→ **WORK TO COMPLETE**
(A) Duplicate the stretch of the cubing tutorial thread from "If you don't" through "T-perm and Y-perm.".
(B) In the cubing tutorial thread, which single algorithm does Zane_C say could solve everything if the corner buffer were switched to UBR?
(C) Supply the next part of the cubing tutorial thread, continuing from where it stops.

→ **EXCERPT**
────────────────
Going through this right now, I learned a lot from Badmephisto.. but didn't finished it off with the corners, hopefully yours work!

I still find it hard for the right orientation. Edges are easy but the corners are quite hard for me. the place where the corners had to go is not that hard. But the right set up moves for the right orientation for the corners is the hardest for me. Very clear tutorial !


----------



## PandaCuber (Dec 25, 2011)

YES! This is what i needed! Thank you so much.


----------



## emolover (Dec 25, 2011)

And to think I just got my first success yesterday. Nice tutorial though.


----------



## Owen (Dec 25, 2011)

Good, but too many algorithms :/


----------



## Schmidt (Dec 25, 2011)

Reinier Schippers said:


> Edges are easy but the corners are quite hard for me.



You could test your corner skills with a 2x2x2


----------



## Michael1026 (Dec 25, 2011)

Wow, very nice. Thanks for this.


----------



## Penguino138 (Dec 26, 2011)

Zane, PLEASE make an M2 tutorial!


----------



## Zane_C (Dec 26, 2011)

Thanks for the comments everyone.


Owen said:


> Good, but too many algorithms :/


If you don't mind the setup moves being longer, you can use T-perm to solve all the edges.
Also, the progression video shows you how to solve parity without R-perm. That's just T-perm and Y-perm. 

If you wanted to be really lazy, you could switch the corner buffer to UBR and solve everything with T-perm. 


Penguino138 said:


> Zane, PLEASE make an M2 tutorial!


I was planning on making one. If I do make an M2 tutorial, it'll be made under the assumption that Classic Pochmann is already known. That way, I don't have to repeat basic concepts/terminology that is already covered in this tutorial.


----------



## Mal (Dec 26, 2011)

If you made a M2 tutorial It would be much appreciated!


----------



## Akash Rupela (Dec 26, 2011)

Well Zane, I m not sure if you remember helping me with BLD earlier this month, but really a big thankyou to you. You are a great help, and the best motivation for BLD anyone can have. I dint even see the video yet (seeing it now), just saw this thread, read the comments, felt motivated, did BLD 3-4 hours last night , and got a PB of 3.14.xx (earlier one wasnt even sub5) with old pochmann. I m sure watching the video will make me much better  You are awesome!


----------



## YrMyKnight (Dec 26, 2011)

I'm new to BLD cubing and so I'M GONNA LEARN MY ASS OFF D


----------



## chris410 (Dec 26, 2011)

Looking forward to this! Pen/paper will be in hand tomorrow morning! Thanks in advance.


----------



## Tim Major (Dec 26, 2011)

Mal said:


> If you made a M2 tutorial It would be much appreciated!


 
I think his process was Old Pochmann -> Old Pochmann corners TuRBo edges -> BH corners TuRBo edges -> BH.
He already has a TuRBo tutorial on his channel.

I might look at this later Zane, sounds good :tu


----------



## Dene (Dec 26, 2011)
────────────────
Element position data
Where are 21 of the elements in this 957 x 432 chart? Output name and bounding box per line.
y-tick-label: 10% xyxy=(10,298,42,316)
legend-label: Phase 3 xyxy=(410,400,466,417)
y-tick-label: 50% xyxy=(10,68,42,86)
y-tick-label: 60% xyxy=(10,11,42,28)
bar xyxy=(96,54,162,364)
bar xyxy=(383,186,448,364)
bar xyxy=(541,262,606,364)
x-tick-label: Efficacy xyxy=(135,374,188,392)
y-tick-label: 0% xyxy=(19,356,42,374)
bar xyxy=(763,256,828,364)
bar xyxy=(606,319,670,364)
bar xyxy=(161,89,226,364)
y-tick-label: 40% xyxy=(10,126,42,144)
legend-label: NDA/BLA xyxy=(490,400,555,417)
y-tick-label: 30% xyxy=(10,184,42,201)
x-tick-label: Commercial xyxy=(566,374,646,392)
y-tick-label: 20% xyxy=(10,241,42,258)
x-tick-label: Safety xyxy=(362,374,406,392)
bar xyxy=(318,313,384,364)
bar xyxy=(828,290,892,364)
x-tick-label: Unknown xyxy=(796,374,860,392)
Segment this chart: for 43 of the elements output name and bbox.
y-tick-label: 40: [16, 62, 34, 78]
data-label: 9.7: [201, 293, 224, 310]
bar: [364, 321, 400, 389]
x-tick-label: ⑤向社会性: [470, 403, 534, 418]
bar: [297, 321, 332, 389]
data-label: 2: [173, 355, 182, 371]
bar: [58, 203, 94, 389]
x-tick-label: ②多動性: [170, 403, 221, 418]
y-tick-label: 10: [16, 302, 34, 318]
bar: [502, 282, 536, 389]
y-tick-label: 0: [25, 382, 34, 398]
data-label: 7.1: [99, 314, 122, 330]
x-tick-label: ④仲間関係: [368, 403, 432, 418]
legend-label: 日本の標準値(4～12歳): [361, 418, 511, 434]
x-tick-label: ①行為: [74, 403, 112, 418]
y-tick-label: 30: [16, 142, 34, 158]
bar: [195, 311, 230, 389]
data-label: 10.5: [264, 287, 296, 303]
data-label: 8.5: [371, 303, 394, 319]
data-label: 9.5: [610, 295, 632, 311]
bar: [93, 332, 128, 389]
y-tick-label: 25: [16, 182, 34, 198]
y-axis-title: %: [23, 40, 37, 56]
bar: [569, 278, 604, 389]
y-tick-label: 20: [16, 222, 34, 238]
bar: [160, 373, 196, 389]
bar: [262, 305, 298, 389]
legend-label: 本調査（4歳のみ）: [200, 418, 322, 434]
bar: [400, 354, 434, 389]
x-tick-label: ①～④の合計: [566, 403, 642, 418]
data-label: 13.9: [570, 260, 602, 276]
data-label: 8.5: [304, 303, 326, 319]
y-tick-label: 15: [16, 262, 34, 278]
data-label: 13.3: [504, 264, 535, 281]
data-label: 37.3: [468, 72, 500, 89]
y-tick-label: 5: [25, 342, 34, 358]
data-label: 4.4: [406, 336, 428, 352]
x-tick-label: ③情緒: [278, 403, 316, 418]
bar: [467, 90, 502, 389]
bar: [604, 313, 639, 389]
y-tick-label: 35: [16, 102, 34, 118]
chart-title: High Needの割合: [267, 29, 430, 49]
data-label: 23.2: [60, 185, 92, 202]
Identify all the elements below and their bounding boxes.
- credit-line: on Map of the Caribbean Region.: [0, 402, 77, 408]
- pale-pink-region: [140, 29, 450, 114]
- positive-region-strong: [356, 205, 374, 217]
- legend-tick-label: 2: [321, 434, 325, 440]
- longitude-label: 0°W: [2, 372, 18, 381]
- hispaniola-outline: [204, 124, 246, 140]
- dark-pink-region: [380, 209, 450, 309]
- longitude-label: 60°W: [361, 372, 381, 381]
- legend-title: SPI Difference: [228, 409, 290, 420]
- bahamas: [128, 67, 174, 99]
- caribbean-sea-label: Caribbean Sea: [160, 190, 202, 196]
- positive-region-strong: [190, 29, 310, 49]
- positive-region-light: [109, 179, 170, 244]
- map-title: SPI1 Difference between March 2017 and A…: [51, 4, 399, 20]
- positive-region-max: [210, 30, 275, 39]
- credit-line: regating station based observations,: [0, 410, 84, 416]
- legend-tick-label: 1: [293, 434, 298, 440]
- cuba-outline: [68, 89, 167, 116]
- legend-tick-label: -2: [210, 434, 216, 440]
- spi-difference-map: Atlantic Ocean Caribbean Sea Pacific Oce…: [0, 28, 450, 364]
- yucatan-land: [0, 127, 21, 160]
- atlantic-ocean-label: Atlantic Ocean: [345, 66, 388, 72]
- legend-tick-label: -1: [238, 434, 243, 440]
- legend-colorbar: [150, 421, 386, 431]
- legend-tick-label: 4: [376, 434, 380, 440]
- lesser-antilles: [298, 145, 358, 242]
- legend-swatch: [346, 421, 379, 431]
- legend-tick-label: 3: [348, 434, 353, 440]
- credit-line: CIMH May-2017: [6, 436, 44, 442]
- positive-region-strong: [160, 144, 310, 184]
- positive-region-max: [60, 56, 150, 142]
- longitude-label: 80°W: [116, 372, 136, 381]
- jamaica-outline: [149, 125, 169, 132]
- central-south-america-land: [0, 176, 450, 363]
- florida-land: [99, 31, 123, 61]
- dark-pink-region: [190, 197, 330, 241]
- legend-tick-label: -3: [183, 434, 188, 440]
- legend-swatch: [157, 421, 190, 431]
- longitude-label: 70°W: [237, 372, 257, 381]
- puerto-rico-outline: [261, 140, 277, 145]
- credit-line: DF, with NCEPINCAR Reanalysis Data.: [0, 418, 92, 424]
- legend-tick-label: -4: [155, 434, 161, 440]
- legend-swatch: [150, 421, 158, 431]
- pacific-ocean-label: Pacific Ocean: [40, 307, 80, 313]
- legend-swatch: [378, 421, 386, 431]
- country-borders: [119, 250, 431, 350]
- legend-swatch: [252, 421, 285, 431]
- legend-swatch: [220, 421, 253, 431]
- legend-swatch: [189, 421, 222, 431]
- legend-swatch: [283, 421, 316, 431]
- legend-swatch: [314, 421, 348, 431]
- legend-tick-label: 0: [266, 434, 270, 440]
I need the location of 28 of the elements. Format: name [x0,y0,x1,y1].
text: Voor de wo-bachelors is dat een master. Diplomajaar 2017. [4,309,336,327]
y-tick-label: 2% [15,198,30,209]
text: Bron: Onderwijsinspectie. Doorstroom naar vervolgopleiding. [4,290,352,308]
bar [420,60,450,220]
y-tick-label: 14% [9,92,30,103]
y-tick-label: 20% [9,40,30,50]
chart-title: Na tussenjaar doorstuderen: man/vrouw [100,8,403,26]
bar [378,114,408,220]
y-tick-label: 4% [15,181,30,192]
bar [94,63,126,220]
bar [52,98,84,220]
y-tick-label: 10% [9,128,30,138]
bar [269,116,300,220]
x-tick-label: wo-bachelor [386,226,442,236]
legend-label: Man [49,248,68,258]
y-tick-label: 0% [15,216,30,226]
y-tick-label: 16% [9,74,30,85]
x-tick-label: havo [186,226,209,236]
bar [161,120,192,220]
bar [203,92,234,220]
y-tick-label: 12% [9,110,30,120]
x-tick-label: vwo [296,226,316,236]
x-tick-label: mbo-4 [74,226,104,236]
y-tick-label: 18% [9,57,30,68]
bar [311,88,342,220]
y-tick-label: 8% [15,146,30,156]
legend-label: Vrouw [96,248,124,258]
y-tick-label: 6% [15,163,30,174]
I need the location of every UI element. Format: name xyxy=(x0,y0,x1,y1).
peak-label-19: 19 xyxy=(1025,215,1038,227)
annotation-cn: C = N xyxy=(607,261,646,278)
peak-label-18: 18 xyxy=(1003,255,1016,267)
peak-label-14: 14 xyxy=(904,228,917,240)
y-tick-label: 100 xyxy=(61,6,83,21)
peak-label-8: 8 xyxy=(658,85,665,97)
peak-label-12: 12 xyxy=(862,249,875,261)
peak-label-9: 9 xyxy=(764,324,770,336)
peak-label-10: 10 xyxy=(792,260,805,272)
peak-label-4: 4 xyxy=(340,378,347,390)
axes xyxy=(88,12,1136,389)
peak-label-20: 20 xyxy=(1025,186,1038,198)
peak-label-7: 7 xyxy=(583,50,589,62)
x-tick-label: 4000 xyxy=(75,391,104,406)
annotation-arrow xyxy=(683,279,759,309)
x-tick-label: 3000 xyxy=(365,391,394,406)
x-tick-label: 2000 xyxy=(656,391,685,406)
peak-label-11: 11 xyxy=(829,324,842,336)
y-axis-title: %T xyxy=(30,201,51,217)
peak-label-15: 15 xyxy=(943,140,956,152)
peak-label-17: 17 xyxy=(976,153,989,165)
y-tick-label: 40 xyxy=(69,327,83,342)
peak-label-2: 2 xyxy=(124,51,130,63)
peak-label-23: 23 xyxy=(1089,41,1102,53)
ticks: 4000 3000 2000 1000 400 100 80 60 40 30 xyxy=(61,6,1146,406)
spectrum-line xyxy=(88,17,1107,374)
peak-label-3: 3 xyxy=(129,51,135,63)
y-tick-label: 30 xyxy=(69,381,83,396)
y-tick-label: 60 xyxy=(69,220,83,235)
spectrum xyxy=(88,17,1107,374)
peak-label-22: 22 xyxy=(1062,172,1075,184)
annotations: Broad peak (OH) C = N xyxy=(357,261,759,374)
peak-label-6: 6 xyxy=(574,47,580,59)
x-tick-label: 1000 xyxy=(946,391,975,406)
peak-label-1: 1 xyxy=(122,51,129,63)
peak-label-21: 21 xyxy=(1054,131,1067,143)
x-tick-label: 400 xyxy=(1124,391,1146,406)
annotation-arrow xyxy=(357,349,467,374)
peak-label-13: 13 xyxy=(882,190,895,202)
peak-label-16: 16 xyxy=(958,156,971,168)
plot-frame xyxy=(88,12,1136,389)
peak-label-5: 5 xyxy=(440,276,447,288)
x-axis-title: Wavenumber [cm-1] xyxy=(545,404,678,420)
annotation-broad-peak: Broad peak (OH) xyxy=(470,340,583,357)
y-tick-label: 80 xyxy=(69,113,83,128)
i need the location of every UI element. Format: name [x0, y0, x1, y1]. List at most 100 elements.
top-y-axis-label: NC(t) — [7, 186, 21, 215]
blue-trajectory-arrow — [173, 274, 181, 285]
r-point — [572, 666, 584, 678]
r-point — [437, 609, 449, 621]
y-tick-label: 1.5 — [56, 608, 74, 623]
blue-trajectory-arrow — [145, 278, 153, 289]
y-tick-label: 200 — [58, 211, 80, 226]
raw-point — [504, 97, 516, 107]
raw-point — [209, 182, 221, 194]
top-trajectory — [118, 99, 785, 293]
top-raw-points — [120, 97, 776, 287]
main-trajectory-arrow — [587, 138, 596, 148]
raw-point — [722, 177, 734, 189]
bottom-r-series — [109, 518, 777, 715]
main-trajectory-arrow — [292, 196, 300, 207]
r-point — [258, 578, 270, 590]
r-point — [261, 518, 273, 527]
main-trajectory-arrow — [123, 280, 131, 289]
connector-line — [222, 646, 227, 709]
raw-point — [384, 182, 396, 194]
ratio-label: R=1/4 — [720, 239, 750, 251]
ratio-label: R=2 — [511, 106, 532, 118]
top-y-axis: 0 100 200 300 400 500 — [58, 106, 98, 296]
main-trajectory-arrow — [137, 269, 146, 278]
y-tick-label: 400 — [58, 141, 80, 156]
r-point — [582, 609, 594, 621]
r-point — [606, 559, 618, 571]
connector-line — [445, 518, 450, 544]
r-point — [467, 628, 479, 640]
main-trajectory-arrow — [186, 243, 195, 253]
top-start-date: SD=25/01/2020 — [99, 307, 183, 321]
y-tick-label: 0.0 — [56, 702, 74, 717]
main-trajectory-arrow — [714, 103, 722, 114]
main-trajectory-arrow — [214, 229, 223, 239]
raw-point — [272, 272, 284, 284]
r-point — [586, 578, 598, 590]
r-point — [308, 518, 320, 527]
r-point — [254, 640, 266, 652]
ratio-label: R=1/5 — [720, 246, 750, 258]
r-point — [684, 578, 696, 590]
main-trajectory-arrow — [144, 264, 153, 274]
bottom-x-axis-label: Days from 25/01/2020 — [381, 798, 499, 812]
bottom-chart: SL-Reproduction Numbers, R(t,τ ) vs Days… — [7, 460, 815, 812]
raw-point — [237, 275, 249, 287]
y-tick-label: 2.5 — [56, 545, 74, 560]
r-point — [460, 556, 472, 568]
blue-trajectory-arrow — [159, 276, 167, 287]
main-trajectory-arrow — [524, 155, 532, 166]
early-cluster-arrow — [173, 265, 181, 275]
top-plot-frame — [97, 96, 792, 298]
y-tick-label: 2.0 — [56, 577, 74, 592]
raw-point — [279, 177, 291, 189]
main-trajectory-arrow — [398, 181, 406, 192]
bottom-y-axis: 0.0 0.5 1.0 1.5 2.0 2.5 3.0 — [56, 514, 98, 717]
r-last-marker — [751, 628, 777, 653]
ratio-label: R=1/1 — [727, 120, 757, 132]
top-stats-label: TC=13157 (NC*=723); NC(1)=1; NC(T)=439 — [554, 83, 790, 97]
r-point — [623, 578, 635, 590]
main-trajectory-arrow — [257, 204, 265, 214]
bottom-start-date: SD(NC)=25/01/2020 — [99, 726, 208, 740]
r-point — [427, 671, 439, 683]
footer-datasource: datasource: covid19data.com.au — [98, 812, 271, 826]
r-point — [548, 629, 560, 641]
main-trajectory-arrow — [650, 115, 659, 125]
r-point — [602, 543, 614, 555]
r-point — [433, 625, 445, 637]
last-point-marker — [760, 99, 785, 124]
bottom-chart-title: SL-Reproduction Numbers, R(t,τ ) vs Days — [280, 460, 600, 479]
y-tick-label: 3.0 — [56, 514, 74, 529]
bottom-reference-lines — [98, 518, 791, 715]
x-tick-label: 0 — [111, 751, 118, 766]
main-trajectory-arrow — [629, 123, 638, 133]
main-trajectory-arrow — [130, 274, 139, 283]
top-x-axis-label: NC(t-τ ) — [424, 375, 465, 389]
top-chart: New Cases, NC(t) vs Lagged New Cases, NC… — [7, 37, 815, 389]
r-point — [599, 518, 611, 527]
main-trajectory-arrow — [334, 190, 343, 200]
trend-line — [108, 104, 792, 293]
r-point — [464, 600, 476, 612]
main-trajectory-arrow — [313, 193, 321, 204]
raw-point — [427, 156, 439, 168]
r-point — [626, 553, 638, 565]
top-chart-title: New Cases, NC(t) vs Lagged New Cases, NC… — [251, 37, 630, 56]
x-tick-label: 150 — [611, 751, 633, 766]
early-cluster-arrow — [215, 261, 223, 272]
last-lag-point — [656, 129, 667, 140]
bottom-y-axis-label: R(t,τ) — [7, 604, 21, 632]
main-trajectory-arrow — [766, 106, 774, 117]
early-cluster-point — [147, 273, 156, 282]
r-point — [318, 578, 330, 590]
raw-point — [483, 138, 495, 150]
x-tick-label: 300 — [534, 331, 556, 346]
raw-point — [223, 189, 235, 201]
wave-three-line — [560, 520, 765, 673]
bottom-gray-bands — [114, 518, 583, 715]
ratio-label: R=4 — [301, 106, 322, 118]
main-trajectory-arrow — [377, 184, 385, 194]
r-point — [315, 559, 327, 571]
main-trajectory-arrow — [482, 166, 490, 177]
────────────────
→ **ANSWERS IN ORDER**
(A)
If you don't mind the setup moves being longer, you can use T-perm to solve all the edges.
Also, the progression video shows you how to solve parity without R-perm. That's just T-perm and Y-perm.

(B) T-perm

(C)
holy freaking hell Zane, what an effort! Top job


----------



## chardison1980 (Dec 26, 2011)

i cant wait until the m2 turorial as it is what i've moved onto to decrease my solve times compaired to pure OP.
great tutorial very nicely done.


----------



## Reinier Schippers (Dec 26, 2011)

the UFL set up doest work for me, i get the wrong orientation...


----------



## Cubenovice (Dec 26, 2011)

Reinier Schippers said:


> the UFL set up doest work for me, i get the wrong orientation...



should be F R' - Y-perm - R F'

prolly a copy-paste error by Zane as in the list both UFL and FLU have the same set up which is impossible


----------



## Zane_C (Dec 26, 2011)

Thanks guys, if anyone spots other errors please let me know.


----------



## chris410 (Dec 26, 2011)

I watched it this morning and would like to say thanks once more, really well done.


----------



## Reinier Schippers (Dec 27, 2011)

ok thank you, i have looked in your video discription aswell. The same error is over there.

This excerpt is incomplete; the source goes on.